START Input material

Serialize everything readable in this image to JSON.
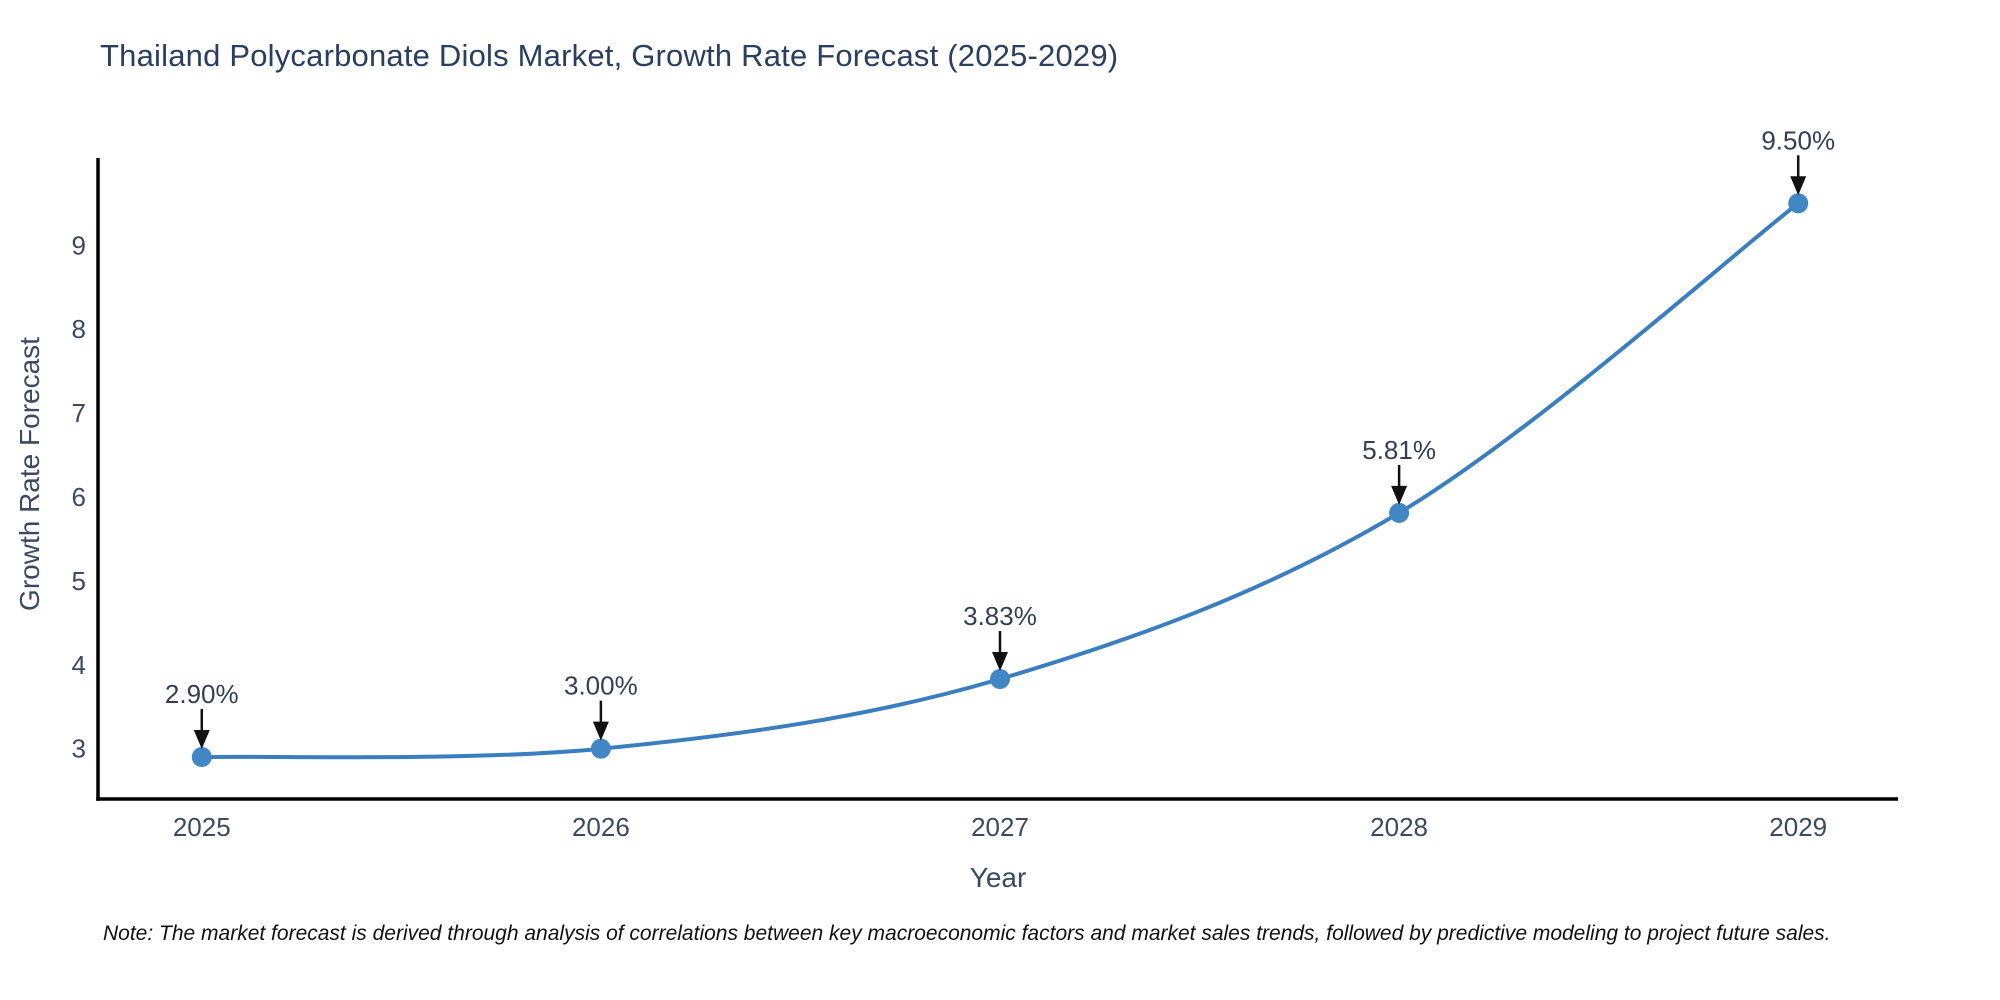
{
  "page": {
    "background": "#ffffff"
  },
  "chart_data": {
    "type": "line",
    "title": "Thailand Polycarbonate Diols Market, Growth Rate Forecast (2025-2029)",
    "xlabel": "Year",
    "ylabel": "Growth Rate Forecast",
    "x": [
      2025,
      2026,
      2027,
      2028,
      2029
    ],
    "values": [
      2.9,
      3.0,
      3.83,
      5.81,
      9.5
    ],
    "point_labels": [
      "2.90%",
      "3.00%",
      "3.83%",
      "5.81%",
      "9.50%"
    ],
    "yticks": [
      3,
      4,
      5,
      6,
      7,
      8,
      9
    ],
    "xlim": [
      2024.74,
      2029.25
    ],
    "ylim": [
      2.4,
      10.04
    ],
    "grid": false,
    "legend": false,
    "smooth": true,
    "colors": {
      "line": "#3a7ebf",
      "marker": "#4187c6",
      "axis": "#000000",
      "tick_text": "#3b4a63",
      "axis_title_text": "#3b4a63",
      "title_text": "#2a3f5f",
      "annotation_text": "#333f55",
      "annotation_arrow": "#111111",
      "note_text": "#111111"
    },
    "note": "Note: The market forecast is derived through analysis of correlations between key macroeconomic factors and market sales trends, followed by predictive modeling to project future sales."
  }
}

END Input material

- _Task goal_
Print the complete listing exactly as it stands, without its pictures.

- _Worked answer_
Serialize everything readable in this image to JSON.
{
  "page": {
    "background": "#ffffff"
  },
  "chart_data": {
    "type": "line",
    "title": "Thailand Polycarbonate Diols Market, Growth Rate Forecast (2025-2029)",
    "xlabel": "Year",
    "ylabel": "Growth Rate Forecast",
    "x": [
      2025,
      2026,
      2027,
      2028,
      2029
    ],
    "values": [
      2.9,
      3.0,
      3.83,
      5.81,
      9.5
    ],
    "point_labels": [
      "2.90%",
      "3.00%",
      "3.83%",
      "5.81%",
      "9.50%"
    ],
    "yticks": [
      3,
      4,
      5,
      6,
      7,
      8,
      9
    ],
    "xlim": [
      2024.74,
      2029.25
    ],
    "ylim": [
      2.4,
      10.04
    ],
    "grid": false,
    "legend": false,
    "smooth": true,
    "colors": {
      "line": "#3a7ebf",
      "marker": "#4187c6",
      "axis": "#000000",
      "tick_text": "#3b4a63",
      "axis_title_text": "#3b4a63",
      "title_text": "#2a3f5f",
      "annotation_text": "#333f55",
      "annotation_arrow": "#111111",
      "note_text": "#111111"
    },
    "note": "Note: The market forecast is derived through analysis of correlations between key macroeconomic factors and market sales trends, followed by predictive modeling to project future sales."
  }
}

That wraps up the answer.